▸ Written request: Read through the data and report every line in which the word "provedením" occurs.
━━━ Records provided ━━━
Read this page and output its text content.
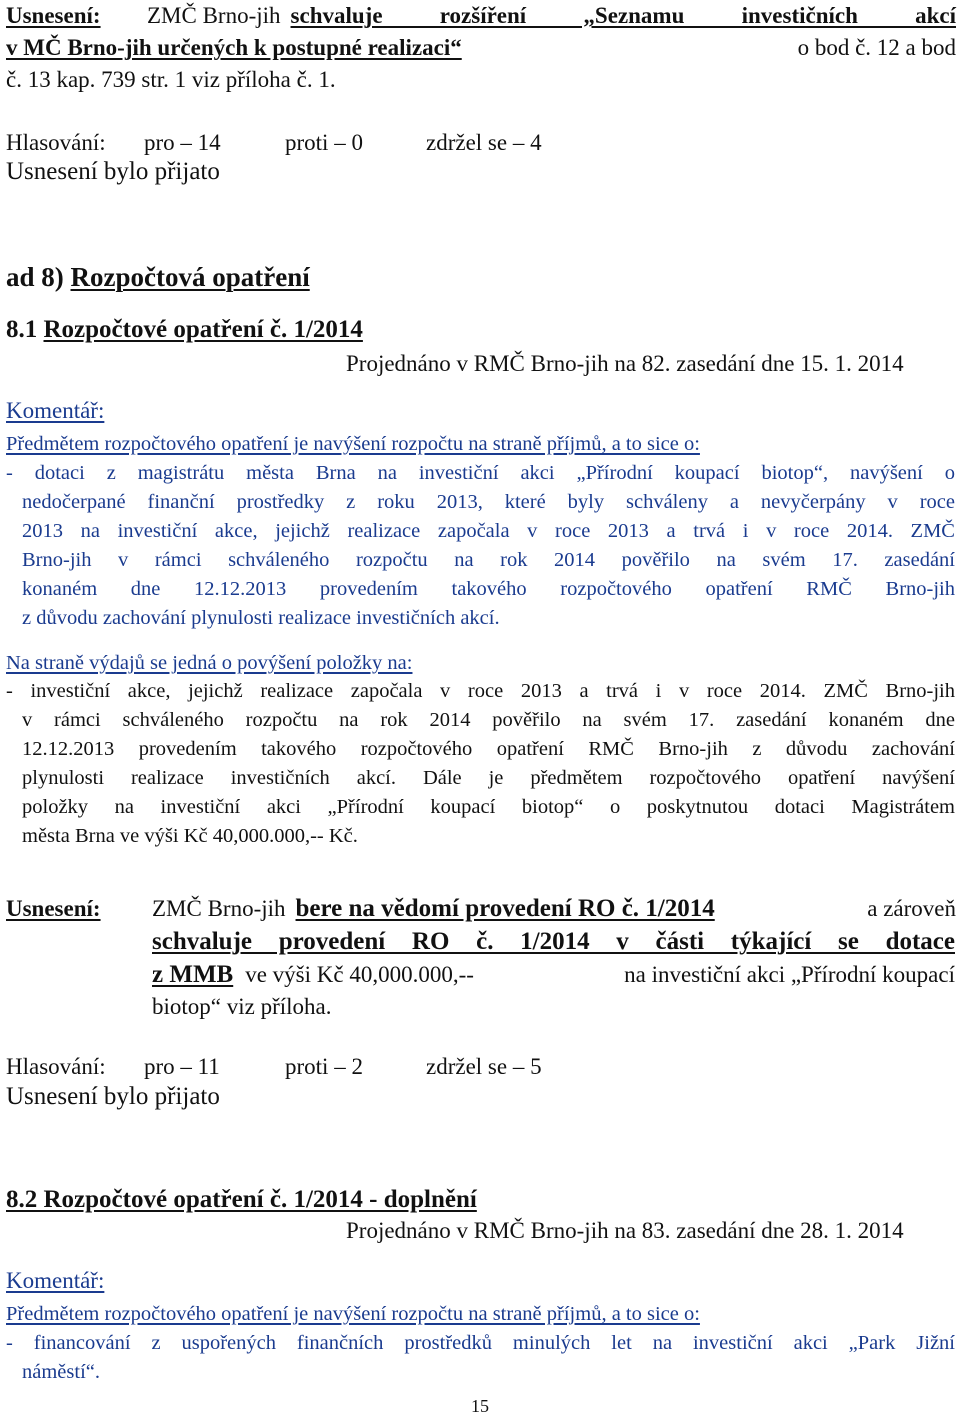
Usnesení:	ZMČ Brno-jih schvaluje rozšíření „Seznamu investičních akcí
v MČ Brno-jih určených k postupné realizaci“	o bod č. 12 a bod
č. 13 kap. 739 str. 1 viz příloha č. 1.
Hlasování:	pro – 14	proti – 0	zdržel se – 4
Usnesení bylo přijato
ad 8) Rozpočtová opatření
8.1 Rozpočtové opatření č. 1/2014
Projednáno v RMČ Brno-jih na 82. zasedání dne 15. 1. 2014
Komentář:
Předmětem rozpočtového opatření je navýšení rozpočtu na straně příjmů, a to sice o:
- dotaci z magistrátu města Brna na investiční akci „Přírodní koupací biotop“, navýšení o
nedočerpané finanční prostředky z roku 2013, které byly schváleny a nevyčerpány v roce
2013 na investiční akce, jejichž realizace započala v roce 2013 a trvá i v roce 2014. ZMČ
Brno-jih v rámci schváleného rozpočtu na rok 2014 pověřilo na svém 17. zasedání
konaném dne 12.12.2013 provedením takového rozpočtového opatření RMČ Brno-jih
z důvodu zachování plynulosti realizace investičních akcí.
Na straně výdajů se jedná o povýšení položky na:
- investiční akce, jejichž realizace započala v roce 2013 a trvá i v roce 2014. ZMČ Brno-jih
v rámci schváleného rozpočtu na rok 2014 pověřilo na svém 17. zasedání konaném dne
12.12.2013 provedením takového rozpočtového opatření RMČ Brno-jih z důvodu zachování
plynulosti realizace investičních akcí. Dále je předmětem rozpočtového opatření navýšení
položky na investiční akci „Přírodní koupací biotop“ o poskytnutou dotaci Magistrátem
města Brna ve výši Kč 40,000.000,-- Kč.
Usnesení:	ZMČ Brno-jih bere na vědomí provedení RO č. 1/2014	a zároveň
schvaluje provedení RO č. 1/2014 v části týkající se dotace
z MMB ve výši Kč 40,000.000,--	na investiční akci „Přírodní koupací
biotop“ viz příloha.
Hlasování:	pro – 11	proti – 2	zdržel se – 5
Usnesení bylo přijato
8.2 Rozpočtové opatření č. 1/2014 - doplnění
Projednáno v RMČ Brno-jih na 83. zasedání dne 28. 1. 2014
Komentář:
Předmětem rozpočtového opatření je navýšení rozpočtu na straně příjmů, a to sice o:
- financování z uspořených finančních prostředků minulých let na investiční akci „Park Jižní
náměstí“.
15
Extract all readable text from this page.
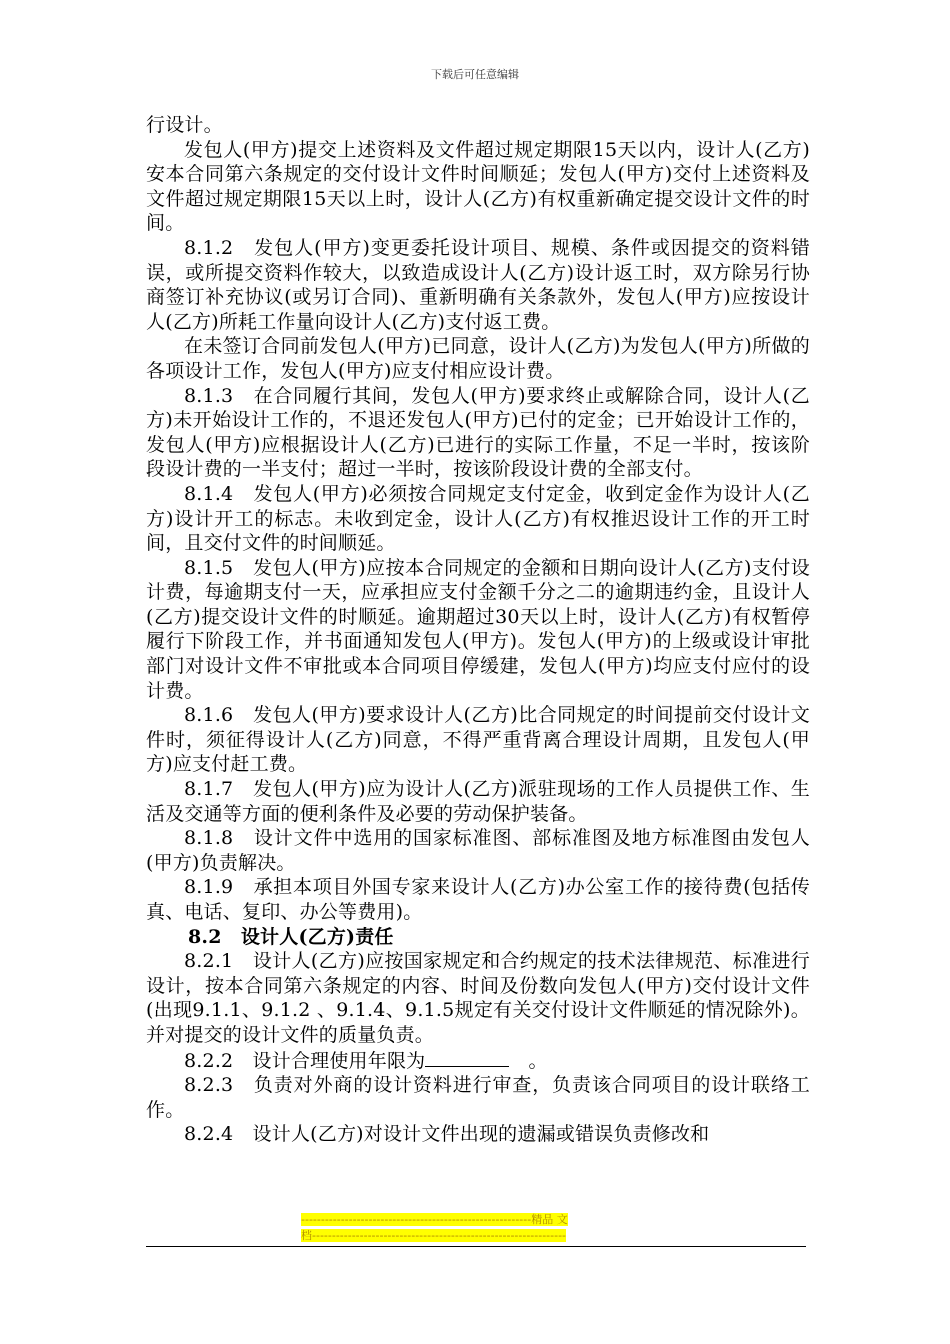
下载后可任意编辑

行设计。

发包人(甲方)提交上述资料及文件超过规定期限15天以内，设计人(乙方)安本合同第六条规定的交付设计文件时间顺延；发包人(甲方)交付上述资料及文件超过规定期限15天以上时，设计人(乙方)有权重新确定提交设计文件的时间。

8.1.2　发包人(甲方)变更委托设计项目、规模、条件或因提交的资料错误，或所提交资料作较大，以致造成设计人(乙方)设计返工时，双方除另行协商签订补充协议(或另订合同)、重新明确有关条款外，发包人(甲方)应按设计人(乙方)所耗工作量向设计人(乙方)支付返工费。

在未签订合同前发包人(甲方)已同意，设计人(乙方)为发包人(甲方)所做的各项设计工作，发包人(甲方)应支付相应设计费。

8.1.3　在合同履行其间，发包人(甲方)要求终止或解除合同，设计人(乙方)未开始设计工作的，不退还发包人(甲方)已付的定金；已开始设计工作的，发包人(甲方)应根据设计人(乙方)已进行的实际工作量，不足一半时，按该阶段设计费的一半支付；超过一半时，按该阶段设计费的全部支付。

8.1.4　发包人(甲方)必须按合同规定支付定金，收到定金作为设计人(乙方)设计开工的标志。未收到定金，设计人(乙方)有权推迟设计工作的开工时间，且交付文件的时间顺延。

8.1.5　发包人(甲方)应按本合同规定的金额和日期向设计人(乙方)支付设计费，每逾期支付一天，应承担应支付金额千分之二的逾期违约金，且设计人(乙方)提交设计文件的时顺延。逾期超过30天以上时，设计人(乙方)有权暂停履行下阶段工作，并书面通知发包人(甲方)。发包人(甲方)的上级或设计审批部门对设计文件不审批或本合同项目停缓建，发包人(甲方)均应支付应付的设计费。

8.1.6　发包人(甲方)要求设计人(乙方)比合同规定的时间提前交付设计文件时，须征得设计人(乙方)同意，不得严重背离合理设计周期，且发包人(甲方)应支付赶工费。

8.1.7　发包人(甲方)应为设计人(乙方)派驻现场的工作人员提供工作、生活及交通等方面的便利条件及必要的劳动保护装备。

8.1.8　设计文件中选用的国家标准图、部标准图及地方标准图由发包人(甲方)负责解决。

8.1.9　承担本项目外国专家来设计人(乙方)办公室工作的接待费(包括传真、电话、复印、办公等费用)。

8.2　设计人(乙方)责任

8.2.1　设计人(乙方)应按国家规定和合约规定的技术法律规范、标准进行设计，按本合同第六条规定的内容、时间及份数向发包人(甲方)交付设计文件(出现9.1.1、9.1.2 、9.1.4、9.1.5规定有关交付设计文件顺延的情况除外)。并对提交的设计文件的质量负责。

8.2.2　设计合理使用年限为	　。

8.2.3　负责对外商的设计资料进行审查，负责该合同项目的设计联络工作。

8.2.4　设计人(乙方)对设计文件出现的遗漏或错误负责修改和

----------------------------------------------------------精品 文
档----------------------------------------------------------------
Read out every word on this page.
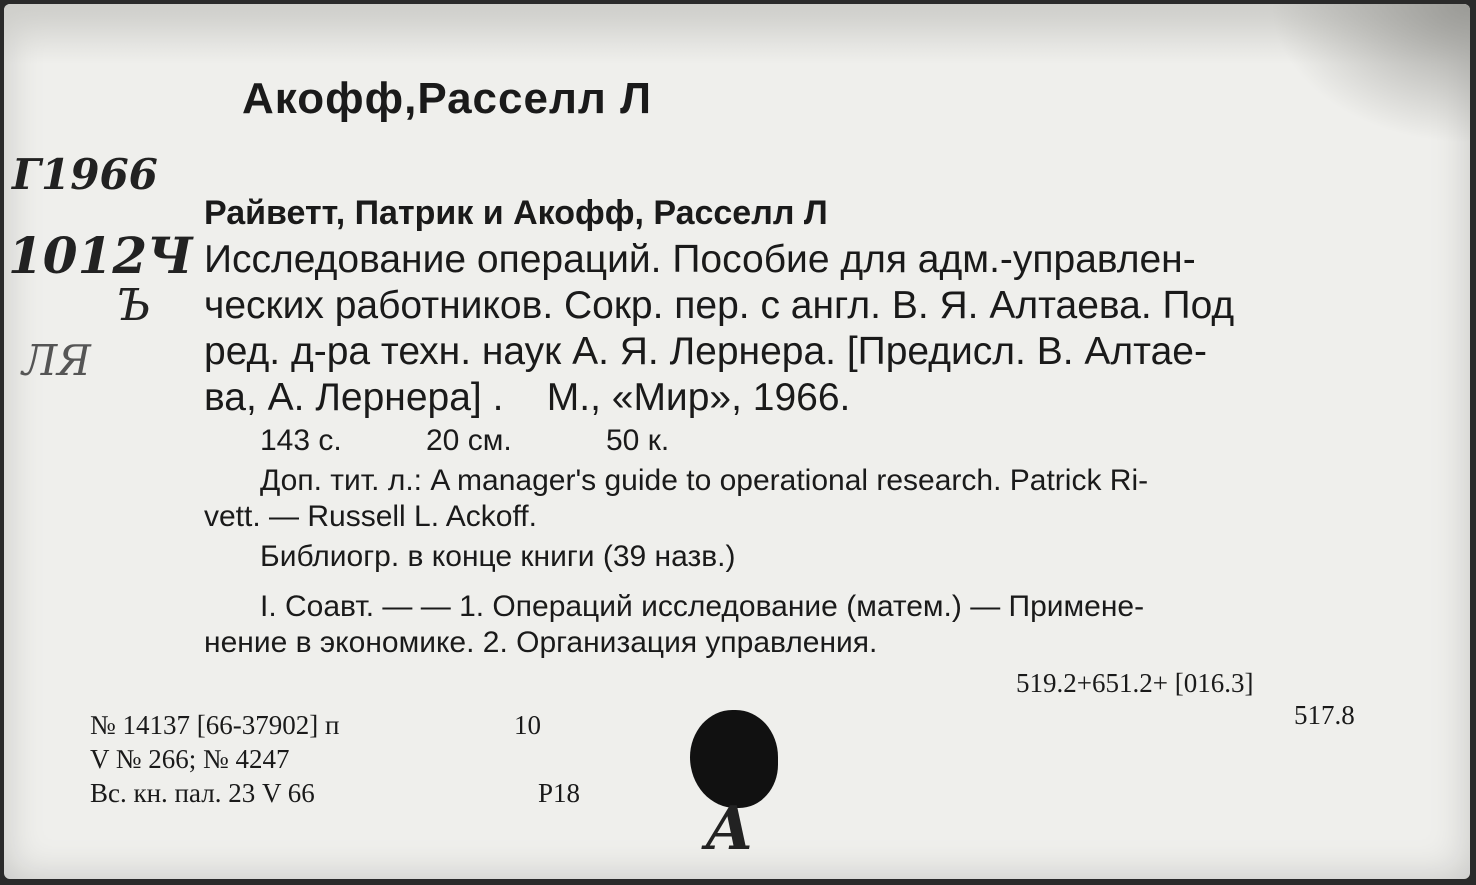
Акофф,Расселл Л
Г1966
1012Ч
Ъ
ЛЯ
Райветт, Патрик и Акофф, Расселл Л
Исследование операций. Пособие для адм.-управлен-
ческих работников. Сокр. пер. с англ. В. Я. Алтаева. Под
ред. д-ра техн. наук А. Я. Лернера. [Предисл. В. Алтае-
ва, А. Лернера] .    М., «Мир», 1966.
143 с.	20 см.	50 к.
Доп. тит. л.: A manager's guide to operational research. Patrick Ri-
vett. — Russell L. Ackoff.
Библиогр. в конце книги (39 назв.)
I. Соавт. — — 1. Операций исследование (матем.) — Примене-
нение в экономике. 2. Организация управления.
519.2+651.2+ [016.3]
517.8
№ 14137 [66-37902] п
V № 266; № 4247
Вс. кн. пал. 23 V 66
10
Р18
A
━━━
▸ Response:
konaném dne 12.12.2013 provedením takového rozpočtového opatření RMČ Brno-jih
12.12.2013 provedením takového rozpočtového opatření RMČ Brno-jih z důvodu zachování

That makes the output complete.